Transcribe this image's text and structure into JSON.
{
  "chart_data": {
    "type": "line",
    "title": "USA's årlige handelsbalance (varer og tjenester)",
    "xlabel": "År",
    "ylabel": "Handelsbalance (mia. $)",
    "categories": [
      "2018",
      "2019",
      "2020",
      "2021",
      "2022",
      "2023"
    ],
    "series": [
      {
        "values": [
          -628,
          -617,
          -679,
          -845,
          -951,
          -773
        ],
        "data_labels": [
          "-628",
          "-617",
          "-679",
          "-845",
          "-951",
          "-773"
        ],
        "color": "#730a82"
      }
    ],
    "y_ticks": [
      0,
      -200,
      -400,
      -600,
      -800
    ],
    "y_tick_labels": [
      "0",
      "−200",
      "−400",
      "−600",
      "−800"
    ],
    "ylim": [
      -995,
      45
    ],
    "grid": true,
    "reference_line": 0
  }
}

*Your instructions:*
Take the records above and return them exactly as written.

*Exercise output:*
Transcribe this image's text and structure into JSON.
{
  "chart_data": {
    "type": "line",
    "title": "USA's årlige handelsbalance (varer og tjenester)",
    "xlabel": "År",
    "ylabel": "Handelsbalance (mia. $)",
    "categories": [
      "2018",
      "2019",
      "2020",
      "2021",
      "2022",
      "2023"
    ],
    "series": [
      {
        "values": [
          -628,
          -617,
          -679,
          -845,
          -951,
          -773
        ],
        "data_labels": [
          "-628",
          "-617",
          "-679",
          "-845",
          "-951",
          "-773"
        ],
        "color": "#730a82"
      }
    ],
    "y_ticks": [
      0,
      -200,
      -400,
      -600,
      -800
    ],
    "y_tick_labels": [
      "0",
      "−200",
      "−400",
      "−600",
      "−800"
    ],
    "ylim": [
      -995,
      45
    ],
    "grid": true,
    "reference_line": 0
  }
}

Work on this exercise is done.